WHAT IS REQUIRED »
Report only the number of lines in this material that include the string "Main".

MATERIAL FOR THE TASK »
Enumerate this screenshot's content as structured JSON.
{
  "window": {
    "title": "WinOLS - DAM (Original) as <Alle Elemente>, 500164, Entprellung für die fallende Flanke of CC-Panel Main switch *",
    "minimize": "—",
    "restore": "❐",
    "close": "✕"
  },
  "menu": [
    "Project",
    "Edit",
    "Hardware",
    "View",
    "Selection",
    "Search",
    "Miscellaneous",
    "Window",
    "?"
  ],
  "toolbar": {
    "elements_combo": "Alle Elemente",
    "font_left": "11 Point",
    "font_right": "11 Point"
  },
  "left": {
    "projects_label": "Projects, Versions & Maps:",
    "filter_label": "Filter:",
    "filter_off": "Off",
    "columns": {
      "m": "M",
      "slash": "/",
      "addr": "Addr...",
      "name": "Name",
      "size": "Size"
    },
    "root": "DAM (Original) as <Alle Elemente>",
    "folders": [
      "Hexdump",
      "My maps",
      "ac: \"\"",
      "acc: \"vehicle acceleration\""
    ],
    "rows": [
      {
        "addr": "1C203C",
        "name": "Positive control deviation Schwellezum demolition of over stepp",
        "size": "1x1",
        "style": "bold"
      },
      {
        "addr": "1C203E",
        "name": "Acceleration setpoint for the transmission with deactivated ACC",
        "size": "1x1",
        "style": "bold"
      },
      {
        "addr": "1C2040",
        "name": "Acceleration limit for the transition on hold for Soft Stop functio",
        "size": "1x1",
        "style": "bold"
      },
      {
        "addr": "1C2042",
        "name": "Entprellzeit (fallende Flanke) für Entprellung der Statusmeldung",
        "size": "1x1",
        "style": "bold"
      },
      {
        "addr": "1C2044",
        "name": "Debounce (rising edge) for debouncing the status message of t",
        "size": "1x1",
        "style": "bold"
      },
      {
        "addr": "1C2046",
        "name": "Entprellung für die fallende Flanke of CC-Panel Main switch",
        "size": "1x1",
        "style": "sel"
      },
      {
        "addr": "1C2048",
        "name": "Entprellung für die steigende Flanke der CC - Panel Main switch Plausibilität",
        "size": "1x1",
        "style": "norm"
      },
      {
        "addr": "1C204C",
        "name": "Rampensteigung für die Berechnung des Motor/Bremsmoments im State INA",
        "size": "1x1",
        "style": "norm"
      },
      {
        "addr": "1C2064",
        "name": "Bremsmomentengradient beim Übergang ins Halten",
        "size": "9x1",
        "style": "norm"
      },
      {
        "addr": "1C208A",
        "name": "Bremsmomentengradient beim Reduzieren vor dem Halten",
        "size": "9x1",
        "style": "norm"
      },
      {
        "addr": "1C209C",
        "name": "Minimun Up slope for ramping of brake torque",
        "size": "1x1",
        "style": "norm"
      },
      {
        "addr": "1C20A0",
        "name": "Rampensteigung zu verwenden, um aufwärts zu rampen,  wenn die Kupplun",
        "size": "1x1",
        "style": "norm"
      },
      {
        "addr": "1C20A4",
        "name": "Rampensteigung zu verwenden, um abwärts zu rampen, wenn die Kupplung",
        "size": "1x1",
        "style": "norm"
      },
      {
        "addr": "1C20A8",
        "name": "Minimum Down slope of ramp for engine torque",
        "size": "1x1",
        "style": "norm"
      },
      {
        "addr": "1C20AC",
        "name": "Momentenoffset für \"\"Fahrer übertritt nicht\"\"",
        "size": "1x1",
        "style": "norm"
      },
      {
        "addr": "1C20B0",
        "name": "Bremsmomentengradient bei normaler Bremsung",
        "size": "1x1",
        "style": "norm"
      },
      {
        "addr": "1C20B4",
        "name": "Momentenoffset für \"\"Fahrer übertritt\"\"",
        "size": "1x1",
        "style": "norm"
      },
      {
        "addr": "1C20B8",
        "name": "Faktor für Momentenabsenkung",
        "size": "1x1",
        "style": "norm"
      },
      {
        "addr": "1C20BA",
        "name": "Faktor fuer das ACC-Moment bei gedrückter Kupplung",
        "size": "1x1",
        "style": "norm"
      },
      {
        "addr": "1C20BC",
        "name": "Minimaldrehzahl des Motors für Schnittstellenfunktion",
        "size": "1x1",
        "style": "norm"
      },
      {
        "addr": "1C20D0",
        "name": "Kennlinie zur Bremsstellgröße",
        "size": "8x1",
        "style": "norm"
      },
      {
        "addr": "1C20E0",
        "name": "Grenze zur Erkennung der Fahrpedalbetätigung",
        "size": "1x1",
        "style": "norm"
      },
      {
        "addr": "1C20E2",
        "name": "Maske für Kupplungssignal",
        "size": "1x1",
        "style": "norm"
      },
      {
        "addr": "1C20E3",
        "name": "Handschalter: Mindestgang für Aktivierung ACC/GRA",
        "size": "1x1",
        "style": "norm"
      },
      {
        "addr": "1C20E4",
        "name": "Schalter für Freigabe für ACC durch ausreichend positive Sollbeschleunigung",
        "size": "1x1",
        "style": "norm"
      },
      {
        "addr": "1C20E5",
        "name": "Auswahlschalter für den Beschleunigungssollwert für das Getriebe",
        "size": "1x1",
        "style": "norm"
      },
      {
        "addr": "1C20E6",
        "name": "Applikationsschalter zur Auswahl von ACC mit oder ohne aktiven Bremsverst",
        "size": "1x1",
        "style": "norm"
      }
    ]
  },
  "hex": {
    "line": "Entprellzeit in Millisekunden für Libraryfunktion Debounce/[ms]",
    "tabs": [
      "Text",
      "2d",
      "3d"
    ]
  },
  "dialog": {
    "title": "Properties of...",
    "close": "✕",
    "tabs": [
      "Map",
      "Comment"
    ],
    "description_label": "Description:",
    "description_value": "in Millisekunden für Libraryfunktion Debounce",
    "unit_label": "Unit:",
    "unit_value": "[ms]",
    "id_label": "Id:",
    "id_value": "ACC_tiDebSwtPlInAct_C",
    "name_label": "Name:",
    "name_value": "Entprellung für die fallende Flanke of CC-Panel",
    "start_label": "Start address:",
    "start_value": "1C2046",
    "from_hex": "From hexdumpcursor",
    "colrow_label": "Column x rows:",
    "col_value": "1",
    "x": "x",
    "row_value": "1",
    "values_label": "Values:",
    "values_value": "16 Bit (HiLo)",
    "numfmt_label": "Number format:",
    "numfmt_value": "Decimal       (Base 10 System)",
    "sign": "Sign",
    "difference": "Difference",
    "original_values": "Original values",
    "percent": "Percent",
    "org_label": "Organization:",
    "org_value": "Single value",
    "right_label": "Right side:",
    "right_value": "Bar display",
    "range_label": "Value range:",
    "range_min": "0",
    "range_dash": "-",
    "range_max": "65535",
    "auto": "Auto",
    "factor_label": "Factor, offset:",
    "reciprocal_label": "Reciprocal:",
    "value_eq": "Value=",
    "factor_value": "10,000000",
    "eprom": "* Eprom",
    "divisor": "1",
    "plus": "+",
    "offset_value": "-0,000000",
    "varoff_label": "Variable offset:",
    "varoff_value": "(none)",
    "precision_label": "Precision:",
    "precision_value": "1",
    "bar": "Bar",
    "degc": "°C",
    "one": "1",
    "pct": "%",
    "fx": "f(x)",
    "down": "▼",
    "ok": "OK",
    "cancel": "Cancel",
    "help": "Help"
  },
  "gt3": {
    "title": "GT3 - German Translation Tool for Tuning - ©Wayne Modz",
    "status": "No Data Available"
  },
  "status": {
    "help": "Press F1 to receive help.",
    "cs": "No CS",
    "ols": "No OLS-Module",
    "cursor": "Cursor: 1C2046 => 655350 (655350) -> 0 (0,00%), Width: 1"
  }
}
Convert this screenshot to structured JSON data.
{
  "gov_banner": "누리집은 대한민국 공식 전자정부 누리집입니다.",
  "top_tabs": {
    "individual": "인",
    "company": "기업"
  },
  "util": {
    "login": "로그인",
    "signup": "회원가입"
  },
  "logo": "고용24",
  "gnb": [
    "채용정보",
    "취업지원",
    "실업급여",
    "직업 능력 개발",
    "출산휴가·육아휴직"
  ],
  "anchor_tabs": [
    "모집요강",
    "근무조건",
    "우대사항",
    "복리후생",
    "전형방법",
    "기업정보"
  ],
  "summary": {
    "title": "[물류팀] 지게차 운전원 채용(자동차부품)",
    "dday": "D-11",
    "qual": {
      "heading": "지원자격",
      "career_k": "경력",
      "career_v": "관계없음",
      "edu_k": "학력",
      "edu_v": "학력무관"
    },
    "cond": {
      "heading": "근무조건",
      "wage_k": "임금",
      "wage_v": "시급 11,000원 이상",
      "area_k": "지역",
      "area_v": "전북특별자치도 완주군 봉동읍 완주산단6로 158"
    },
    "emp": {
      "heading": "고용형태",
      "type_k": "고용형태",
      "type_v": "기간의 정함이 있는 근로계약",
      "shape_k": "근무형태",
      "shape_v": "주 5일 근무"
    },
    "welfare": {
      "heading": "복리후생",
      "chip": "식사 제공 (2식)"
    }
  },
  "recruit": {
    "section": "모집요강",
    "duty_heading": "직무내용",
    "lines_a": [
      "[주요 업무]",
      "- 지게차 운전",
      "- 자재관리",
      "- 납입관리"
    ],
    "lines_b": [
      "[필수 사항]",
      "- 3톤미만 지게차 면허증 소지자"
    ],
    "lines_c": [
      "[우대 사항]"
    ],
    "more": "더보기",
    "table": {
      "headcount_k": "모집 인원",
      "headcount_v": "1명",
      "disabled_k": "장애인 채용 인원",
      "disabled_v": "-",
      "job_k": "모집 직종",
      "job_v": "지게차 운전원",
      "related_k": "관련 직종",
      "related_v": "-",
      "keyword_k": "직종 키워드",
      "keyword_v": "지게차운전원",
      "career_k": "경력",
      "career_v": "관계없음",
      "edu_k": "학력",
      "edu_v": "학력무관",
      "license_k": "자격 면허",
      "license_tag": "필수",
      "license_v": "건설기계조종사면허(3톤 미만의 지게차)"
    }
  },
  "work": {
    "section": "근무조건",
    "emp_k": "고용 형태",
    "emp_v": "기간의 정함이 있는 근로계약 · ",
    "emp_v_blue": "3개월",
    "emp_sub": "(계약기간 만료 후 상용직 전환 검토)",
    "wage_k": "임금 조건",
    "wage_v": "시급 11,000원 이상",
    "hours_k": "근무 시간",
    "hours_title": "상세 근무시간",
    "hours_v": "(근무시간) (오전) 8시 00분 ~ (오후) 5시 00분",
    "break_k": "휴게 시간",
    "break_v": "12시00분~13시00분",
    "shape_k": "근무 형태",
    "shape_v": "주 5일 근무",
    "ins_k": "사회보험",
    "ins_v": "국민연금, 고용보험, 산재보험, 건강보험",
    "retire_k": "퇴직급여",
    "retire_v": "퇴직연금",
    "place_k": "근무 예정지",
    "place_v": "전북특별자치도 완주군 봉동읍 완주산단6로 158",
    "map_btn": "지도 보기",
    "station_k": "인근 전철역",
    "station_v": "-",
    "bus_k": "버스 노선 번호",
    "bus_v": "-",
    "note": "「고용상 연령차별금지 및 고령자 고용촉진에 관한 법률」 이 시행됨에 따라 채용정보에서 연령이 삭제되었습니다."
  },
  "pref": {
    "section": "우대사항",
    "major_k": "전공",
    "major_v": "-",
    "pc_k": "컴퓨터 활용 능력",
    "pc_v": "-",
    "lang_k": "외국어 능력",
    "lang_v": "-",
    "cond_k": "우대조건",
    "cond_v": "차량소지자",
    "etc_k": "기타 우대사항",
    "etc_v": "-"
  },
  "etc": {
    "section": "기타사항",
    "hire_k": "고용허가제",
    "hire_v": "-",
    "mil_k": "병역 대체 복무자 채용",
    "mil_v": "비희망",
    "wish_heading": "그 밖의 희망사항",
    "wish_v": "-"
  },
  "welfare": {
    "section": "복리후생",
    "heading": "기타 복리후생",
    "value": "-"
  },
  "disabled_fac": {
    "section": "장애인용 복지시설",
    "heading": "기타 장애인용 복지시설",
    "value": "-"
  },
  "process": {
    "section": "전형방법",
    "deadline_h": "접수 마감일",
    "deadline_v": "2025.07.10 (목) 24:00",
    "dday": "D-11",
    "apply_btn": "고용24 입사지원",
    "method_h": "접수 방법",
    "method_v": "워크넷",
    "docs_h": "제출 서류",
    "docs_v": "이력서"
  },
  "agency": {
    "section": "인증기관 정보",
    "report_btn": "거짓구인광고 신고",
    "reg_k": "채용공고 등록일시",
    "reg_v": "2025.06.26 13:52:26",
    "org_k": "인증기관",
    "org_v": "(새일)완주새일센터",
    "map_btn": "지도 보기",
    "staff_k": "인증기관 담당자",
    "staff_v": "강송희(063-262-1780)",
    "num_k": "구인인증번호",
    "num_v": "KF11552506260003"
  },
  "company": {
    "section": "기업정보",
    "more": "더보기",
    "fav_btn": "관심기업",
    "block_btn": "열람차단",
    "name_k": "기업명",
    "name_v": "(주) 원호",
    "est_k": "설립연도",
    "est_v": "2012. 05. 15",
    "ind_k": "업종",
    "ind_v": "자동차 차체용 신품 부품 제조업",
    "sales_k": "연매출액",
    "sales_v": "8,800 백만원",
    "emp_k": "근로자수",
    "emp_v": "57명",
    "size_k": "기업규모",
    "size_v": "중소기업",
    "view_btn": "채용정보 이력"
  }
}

ANSWER TO THE TASK »
3